*What you will do*: Find the string "with" in the records. Copy every line it appears in.

════

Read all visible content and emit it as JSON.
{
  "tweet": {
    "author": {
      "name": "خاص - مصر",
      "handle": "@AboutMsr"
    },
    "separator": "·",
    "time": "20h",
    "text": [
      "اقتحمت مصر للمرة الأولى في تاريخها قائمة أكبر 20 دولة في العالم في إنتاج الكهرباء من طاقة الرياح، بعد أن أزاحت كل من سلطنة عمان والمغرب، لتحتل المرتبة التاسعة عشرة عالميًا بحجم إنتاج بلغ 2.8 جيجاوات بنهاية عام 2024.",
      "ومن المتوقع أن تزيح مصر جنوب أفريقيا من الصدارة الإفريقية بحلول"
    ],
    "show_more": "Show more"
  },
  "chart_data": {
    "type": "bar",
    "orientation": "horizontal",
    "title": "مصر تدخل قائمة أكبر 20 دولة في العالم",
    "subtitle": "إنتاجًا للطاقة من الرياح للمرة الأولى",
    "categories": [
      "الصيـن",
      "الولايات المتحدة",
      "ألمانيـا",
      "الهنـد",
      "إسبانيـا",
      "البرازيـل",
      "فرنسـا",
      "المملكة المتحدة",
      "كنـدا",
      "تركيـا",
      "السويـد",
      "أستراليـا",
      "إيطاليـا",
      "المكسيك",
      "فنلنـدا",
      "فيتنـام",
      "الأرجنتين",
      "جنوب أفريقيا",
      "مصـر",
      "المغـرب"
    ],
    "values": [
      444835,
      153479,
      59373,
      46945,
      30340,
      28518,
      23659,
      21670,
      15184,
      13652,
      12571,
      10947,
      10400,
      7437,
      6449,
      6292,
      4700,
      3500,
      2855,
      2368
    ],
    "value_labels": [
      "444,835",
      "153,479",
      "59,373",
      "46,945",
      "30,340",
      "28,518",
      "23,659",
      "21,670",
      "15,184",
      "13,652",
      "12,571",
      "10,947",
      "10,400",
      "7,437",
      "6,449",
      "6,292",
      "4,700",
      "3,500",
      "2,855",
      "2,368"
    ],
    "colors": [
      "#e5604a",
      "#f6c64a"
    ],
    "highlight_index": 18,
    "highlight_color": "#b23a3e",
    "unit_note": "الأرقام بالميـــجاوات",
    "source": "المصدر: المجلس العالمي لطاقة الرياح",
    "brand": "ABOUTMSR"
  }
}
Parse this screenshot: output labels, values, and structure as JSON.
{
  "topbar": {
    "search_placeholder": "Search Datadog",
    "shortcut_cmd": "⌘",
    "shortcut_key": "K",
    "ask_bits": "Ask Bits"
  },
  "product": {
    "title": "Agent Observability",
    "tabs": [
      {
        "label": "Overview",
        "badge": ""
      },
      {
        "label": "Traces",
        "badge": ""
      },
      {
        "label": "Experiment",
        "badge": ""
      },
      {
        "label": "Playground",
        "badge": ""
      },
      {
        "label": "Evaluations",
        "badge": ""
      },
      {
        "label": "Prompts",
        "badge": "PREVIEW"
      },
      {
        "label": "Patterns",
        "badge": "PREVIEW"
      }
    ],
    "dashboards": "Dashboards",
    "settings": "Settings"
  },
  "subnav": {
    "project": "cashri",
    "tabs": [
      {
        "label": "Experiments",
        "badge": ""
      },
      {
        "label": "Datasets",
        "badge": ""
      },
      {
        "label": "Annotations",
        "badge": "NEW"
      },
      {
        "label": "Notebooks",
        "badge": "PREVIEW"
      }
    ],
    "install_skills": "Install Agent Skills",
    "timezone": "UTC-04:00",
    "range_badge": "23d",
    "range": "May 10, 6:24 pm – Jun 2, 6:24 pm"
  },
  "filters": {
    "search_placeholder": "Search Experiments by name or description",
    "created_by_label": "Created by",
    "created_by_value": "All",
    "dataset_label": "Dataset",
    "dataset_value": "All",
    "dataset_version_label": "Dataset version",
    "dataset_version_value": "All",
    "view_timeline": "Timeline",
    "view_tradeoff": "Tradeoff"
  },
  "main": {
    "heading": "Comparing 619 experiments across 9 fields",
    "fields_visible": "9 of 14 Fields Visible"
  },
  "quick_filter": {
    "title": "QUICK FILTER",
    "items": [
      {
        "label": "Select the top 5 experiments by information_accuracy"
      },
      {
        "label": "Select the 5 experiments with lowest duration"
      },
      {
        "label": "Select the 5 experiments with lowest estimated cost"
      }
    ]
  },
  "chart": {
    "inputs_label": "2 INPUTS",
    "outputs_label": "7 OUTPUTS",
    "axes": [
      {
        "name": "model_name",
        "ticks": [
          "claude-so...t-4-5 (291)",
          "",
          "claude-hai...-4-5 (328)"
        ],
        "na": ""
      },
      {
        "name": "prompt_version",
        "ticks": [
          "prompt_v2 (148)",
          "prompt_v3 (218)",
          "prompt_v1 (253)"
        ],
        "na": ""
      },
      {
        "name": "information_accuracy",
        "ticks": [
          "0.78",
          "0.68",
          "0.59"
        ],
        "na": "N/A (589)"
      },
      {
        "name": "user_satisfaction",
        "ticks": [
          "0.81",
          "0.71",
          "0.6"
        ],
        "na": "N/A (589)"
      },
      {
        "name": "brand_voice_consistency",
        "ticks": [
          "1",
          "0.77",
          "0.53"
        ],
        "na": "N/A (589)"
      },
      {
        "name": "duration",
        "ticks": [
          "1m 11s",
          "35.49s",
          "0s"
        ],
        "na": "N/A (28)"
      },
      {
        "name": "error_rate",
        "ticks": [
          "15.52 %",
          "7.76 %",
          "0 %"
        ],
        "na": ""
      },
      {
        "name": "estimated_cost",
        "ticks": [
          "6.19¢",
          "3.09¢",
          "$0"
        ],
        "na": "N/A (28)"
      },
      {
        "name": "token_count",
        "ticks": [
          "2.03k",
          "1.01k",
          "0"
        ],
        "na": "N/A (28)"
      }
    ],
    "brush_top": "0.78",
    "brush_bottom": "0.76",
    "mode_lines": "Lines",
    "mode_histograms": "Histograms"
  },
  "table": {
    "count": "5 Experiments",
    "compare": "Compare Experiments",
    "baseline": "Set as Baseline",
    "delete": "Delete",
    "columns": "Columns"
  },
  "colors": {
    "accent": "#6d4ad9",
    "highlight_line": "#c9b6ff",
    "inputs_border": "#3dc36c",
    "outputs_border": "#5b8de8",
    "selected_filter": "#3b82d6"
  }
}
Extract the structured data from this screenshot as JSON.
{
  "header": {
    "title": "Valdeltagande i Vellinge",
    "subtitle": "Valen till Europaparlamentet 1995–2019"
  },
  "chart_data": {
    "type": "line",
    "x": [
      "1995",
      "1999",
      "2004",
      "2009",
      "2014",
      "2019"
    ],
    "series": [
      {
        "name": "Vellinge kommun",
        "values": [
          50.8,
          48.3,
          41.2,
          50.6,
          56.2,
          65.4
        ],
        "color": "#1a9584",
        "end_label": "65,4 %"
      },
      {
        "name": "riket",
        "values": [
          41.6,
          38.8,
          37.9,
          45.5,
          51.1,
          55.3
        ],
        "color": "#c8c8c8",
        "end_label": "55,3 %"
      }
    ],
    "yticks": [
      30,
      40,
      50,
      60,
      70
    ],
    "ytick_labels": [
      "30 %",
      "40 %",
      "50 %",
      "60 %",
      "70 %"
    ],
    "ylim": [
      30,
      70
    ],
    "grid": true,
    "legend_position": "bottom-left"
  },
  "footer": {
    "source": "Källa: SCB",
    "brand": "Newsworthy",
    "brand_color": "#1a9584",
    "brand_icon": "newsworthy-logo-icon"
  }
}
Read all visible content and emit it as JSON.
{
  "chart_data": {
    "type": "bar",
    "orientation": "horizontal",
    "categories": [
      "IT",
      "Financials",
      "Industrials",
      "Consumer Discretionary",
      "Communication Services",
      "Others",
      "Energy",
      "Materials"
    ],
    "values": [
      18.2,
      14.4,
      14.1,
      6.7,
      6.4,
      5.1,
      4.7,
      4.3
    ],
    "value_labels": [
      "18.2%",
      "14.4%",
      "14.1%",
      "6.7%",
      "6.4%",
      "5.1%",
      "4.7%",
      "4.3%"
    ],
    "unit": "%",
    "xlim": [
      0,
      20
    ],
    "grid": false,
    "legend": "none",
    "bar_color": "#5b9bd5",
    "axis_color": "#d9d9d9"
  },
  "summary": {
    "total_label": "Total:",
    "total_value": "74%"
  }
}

════

*Written answer*:
        "label": "Select the 5 experiments with lowest duration"
        "label": "Select the 5 experiments with lowest estimated cost"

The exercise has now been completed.